* Begin Dataset entries *
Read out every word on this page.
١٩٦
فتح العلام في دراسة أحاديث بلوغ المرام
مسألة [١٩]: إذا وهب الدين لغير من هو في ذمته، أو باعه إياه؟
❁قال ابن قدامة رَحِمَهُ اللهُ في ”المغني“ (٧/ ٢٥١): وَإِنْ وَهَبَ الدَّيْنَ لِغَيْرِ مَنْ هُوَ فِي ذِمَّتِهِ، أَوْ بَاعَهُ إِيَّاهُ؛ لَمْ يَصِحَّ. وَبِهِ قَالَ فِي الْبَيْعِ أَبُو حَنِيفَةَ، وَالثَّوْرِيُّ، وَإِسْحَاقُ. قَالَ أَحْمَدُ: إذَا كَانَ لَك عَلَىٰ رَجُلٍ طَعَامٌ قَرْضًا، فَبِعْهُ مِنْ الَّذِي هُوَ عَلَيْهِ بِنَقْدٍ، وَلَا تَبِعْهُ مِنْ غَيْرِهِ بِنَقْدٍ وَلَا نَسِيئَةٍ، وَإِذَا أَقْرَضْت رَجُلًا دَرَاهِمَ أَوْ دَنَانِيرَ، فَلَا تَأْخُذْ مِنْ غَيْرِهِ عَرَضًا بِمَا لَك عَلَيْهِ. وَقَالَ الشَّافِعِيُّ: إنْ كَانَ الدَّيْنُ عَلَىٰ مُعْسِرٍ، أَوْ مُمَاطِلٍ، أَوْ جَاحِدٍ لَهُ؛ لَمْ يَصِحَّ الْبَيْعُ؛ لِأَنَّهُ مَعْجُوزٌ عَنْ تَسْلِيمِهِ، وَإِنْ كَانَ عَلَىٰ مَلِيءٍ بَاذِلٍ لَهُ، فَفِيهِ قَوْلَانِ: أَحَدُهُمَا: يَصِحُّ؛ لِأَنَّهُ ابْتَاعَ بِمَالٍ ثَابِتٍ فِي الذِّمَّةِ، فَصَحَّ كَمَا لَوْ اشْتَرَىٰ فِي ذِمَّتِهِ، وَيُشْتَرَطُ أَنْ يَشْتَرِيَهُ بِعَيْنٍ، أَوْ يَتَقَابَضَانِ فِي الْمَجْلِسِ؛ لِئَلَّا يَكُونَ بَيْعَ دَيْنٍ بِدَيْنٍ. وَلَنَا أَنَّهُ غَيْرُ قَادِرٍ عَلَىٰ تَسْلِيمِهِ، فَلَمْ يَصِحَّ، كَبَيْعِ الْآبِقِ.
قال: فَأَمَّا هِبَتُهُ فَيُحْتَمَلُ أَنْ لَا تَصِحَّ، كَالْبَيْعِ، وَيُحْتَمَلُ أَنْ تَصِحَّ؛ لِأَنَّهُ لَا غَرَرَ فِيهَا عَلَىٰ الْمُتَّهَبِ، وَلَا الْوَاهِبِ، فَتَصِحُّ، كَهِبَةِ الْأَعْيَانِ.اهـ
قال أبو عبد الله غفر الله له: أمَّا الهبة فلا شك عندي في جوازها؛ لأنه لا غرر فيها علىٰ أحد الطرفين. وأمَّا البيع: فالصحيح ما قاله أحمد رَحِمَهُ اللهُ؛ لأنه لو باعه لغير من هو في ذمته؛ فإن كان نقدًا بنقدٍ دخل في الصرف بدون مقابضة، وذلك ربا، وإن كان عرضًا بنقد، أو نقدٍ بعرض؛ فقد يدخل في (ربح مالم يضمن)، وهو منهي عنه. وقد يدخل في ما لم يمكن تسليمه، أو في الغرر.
* End Dataset entries *
▶ Task objective:
Transcribe the material above word for word.

▶ Finished exercise:
Read out every word on this page.
١٩٦
فتح العلام في دراسة أحاديث بلوغ المرام
مسألة [١٩]: إذا وهب الدين لغير من هو في ذمته، أو باعه إياه؟
❁قال ابن قدامة رَحِمَهُ اللهُ في ”المغني“ (٧/ ٢٥١): وَإِنْ وَهَبَ الدَّيْنَ لِغَيْرِ مَنْ هُوَ فِي ذِمَّتِهِ، أَوْ بَاعَهُ إِيَّاهُ؛ لَمْ يَصِحَّ. وَبِهِ قَالَ فِي الْبَيْعِ أَبُو حَنِيفَةَ، وَالثَّوْرِيُّ، وَإِسْحَاقُ. قَالَ أَحْمَدُ: إذَا كَانَ لَك عَلَىٰ رَجُلٍ طَعَامٌ قَرْضًا، فَبِعْهُ مِنْ الَّذِي هُوَ عَلَيْهِ بِنَقْدٍ، وَلَا تَبِعْهُ مِنْ غَيْرِهِ بِنَقْدٍ وَلَا نَسِيئَةٍ، وَإِذَا أَقْرَضْت رَجُلًا دَرَاهِمَ أَوْ دَنَانِيرَ، فَلَا تَأْخُذْ مِنْ غَيْرِهِ عَرَضًا بِمَا لَك عَلَيْهِ. وَقَالَ الشَّافِعِيُّ: إنْ كَانَ الدَّيْنُ عَلَىٰ مُعْسِرٍ، أَوْ مُمَاطِلٍ، أَوْ جَاحِدٍ لَهُ؛ لَمْ يَصِحَّ الْبَيْعُ؛ لِأَنَّهُ مَعْجُوزٌ عَنْ تَسْلِيمِهِ، وَإِنْ كَانَ عَلَىٰ مَلِيءٍ بَاذِلٍ لَهُ، فَفِيهِ قَوْلَانِ: أَحَدُهُمَا: يَصِحُّ؛ لِأَنَّهُ ابْتَاعَ بِمَالٍ ثَابِتٍ فِي الذِّمَّةِ، فَصَحَّ كَمَا لَوْ اشْتَرَىٰ فِي ذِمَّتِهِ، وَيُشْتَرَطُ أَنْ يَشْتَرِيَهُ بِعَيْنٍ، أَوْ يَتَقَابَضَانِ فِي الْمَجْلِسِ؛ لِئَلَّا يَكُونَ بَيْعَ دَيْنٍ بِدَيْنٍ. وَلَنَا أَنَّهُ غَيْرُ قَادِرٍ عَلَىٰ تَسْلِيمِهِ، فَلَمْ يَصِحَّ، كَبَيْعِ الْآبِقِ.
قال: فَأَمَّا هِبَتُهُ فَيُحْتَمَلُ أَنْ لَا تَصِحَّ، كَالْبَيْعِ، وَيُحْتَمَلُ أَنْ تَصِحَّ؛ لِأَنَّهُ لَا غَرَرَ فِيهَا عَلَىٰ الْمُتَّهَبِ، وَلَا الْوَاهِبِ، فَتَصِحُّ، كَهِبَةِ الْأَعْيَانِ.اهـ
قال أبو عبد الله غفر الله له: أمَّا الهبة فلا شك عندي في جوازها؛ لأنه لا غرر فيها علىٰ أحد الطرفين. وأمَّا البيع: فالصحيح ما قاله أحمد رَحِمَهُ اللهُ؛ لأنه لو باعه لغير من هو في ذمته؛ فإن كان نقدًا بنقدٍ دخل في الصرف بدون مقابضة، وذلك ربا، وإن كان عرضًا بنقد، أو نقدٍ بعرض؛ فقد يدخل في (ربح مالم يضمن)، وهو منهي عنه. وقد يدخل في ما لم يمكن تسليمه، أو في الغرر.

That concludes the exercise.